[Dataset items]

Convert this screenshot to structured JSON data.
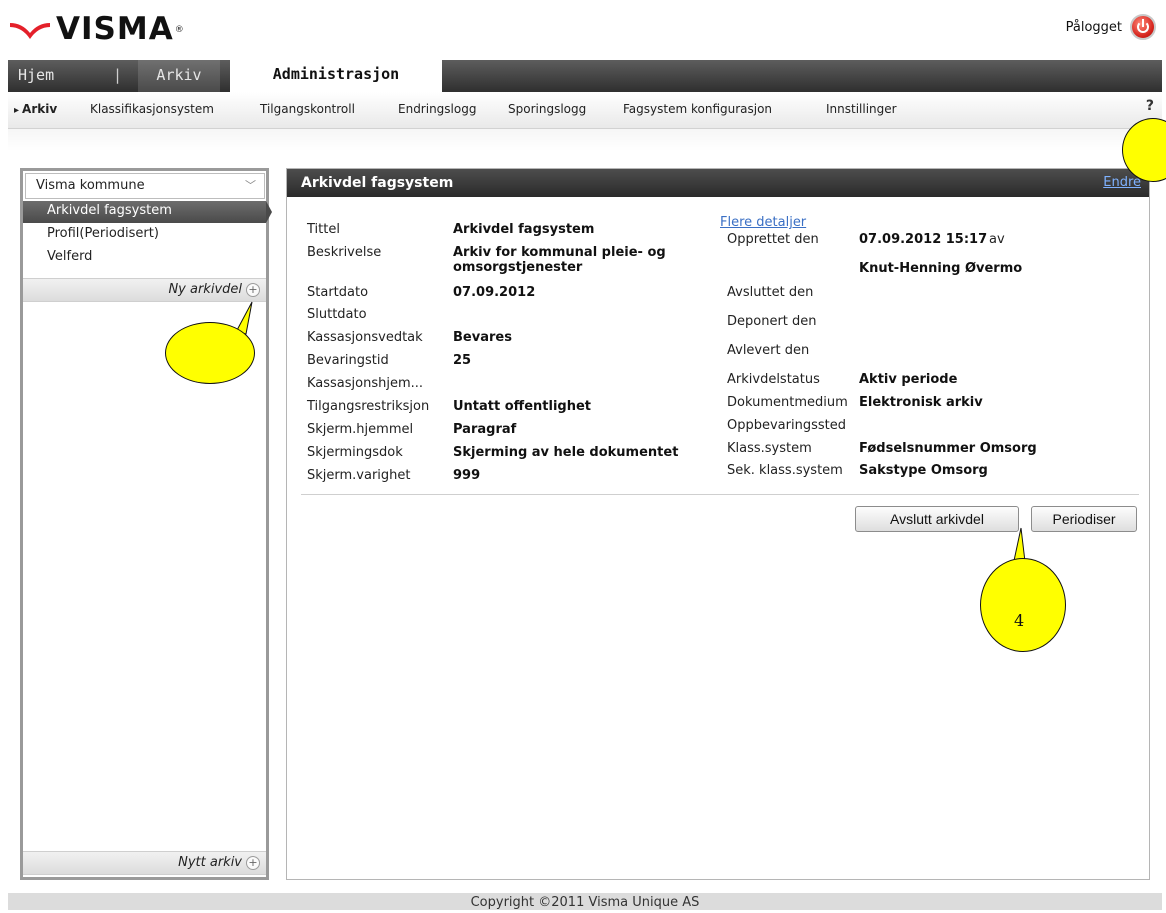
{
  "brand": {
    "name": "VISMA",
    "reg_mark": "®"
  },
  "header": {
    "login_label": "Pålogget",
    "logout_icon": "power-icon"
  },
  "tabs": [
    {
      "label": "Hjem"
    },
    {
      "label": "|"
    },
    {
      "label": "Arkiv"
    },
    {
      "label": "Administrasjon",
      "active": true
    }
  ],
  "subnav": {
    "items": [
      {
        "label": "Arkiv",
        "active": true
      },
      {
        "label": "Klassifikasjonsystem"
      },
      {
        "label": "Tilgangskontroll"
      },
      {
        "label": "Endringslogg"
      },
      {
        "label": "Sporingslogg"
      },
      {
        "label": "Fagsystem konfigurasjon"
      },
      {
        "label": "Innstillinger"
      }
    ],
    "help": "?"
  },
  "sidebar": {
    "select_value": "Visma kommune",
    "items": [
      {
        "label": "Arkivdel fagsystem",
        "active": true
      },
      {
        "label": "Profil(Periodisert)"
      },
      {
        "label": "Velferd"
      }
    ],
    "new_archive_part": "Ny arkivdel",
    "new_archive": "Nytt arkiv"
  },
  "main": {
    "title": "Arkivdel fagsystem",
    "edit_link": "Endre",
    "more_details": "Flere detaljer",
    "left_fields": [
      {
        "label": "Tittel",
        "value": "Arkivdel fagsystem"
      },
      {
        "label": "Beskrivelse",
        "value": "Arkiv for kommunal pleie- og",
        "value2": "omsorgstjenester"
      },
      {
        "label": "Startdato",
        "value": "07.09.2012"
      },
      {
        "label": "Sluttdato",
        "value": ""
      },
      {
        "label": "Kassasjonsvedtak",
        "value": "Bevares"
      },
      {
        "label": "Bevaringstid",
        "value": "25"
      },
      {
        "label": "Kassasjonshjem...",
        "value": ""
      },
      {
        "label": "Tilgangsrestriksjon",
        "value": "Untatt offentlighet"
      },
      {
        "label": "Skjerm.hjemmel",
        "value": "Paragraf"
      },
      {
        "label": "Skjermingsdok",
        "value": "Skjerming av hele dokumentet"
      },
      {
        "label": "Skjerm.varighet",
        "value": "999"
      }
    ],
    "right_fields": [
      {
        "label": "Opprettet den",
        "value": "07.09.2012 15:17",
        "suffix": "av",
        "value2": "Knut-Henning Øvermo"
      },
      {
        "label": "Avsluttet den",
        "value": ""
      },
      {
        "label": "Deponert den",
        "value": ""
      },
      {
        "label": "Avlevert den",
        "value": ""
      },
      {
        "label": "Arkivdelstatus",
        "value": "Aktiv periode"
      },
      {
        "label": "Dokumentmedium",
        "value": "Elektronisk arkiv"
      },
      {
        "label": "Oppbevaringssted",
        "value": ""
      },
      {
        "label": "Klass.system",
        "value": "Fødselsnummer Omsorg"
      },
      {
        "label": "Sek. klass.system",
        "value": "Sakstype Omsorg"
      }
    ],
    "buttons": {
      "close": "Avslutt arkivdel",
      "periodize": "Periodiser"
    }
  },
  "callouts": {
    "number": "4",
    "color": "#ffff00"
  },
  "footer": {
    "copyright": "Copyright ©2011 Visma Unique AS"
  },
  "colors": {
    "brand_red": "#e4202a",
    "tab_dark": "#2f2f2f",
    "link": "#3a6fc4"
  }
}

TASK REQUIREMENTS. Please set down each line of the data above exactly as written, without the pictures.

RESULT FOR THIS TASK.
Convert this screenshot to structured JSON data.
{
  "brand": {
    "name": "VISMA",
    "reg_mark": "®"
  },
  "header": {
    "login_label": "Pålogget",
    "logout_icon": "power-icon"
  },
  "tabs": [
    {
      "label": "Hjem"
    },
    {
      "label": "|"
    },
    {
      "label": "Arkiv"
    },
    {
      "label": "Administrasjon",
      "active": true
    }
  ],
  "subnav": {
    "items": [
      {
        "label": "Arkiv",
        "active": true
      },
      {
        "label": "Klassifikasjonsystem"
      },
      {
        "label": "Tilgangskontroll"
      },
      {
        "label": "Endringslogg"
      },
      {
        "label": "Sporingslogg"
      },
      {
        "label": "Fagsystem konfigurasjon"
      },
      {
        "label": "Innstillinger"
      }
    ],
    "help": "?"
  },
  "sidebar": {
    "select_value": "Visma kommune",
    "items": [
      {
        "label": "Arkivdel fagsystem",
        "active": true
      },
      {
        "label": "Profil(Periodisert)"
      },
      {
        "label": "Velferd"
      }
    ],
    "new_archive_part": "Ny arkivdel",
    "new_archive": "Nytt arkiv"
  },
  "main": {
    "title": "Arkivdel fagsystem",
    "edit_link": "Endre",
    "more_details": "Flere detaljer",
    "left_fields": [
      {
        "label": "Tittel",
        "value": "Arkivdel fagsystem"
      },
      {
        "label": "Beskrivelse",
        "value": "Arkiv for kommunal pleie- og",
        "value2": "omsorgstjenester"
      },
      {
        "label": "Startdato",
        "value": "07.09.2012"
      },
      {
        "label": "Sluttdato",
        "value": ""
      },
      {
        "label": "Kassasjonsvedtak",
        "value": "Bevares"
      },
      {
        "label": "Bevaringstid",
        "value": "25"
      },
      {
        "label": "Kassasjonshjem...",
        "value": ""
      },
      {
        "label": "Tilgangsrestriksjon",
        "value": "Untatt offentlighet"
      },
      {
        "label": "Skjerm.hjemmel",
        "value": "Paragraf"
      },
      {
        "label": "Skjermingsdok",
        "value": "Skjerming av hele dokumentet"
      },
      {
        "label": "Skjerm.varighet",
        "value": "999"
      }
    ],
    "right_fields": [
      {
        "label": "Opprettet den",
        "value": "07.09.2012 15:17",
        "suffix": "av",
        "value2": "Knut-Henning Øvermo"
      },
      {
        "label": "Avsluttet den",
        "value": ""
      },
      {
        "label": "Deponert den",
        "value": ""
      },
      {
        "label": "Avlevert den",
        "value": ""
      },
      {
        "label": "Arkivdelstatus",
        "value": "Aktiv periode"
      },
      {
        "label": "Dokumentmedium",
        "value": "Elektronisk arkiv"
      },
      {
        "label": "Oppbevaringssted",
        "value": ""
      },
      {
        "label": "Klass.system",
        "value": "Fødselsnummer Omsorg"
      },
      {
        "label": "Sek. klass.system",
        "value": "Sakstype Omsorg"
      }
    ],
    "buttons": {
      "close": "Avslutt arkivdel",
      "periodize": "Periodiser"
    }
  },
  "callouts": {
    "number": "4",
    "color": "#ffff00"
  },
  "footer": {
    "copyright": "Copyright ©2011 Visma Unique AS"
  },
  "colors": {
    "brand_red": "#e4202a",
    "tab_dark": "#2f2f2f",
    "link": "#3a6fc4"
  }
}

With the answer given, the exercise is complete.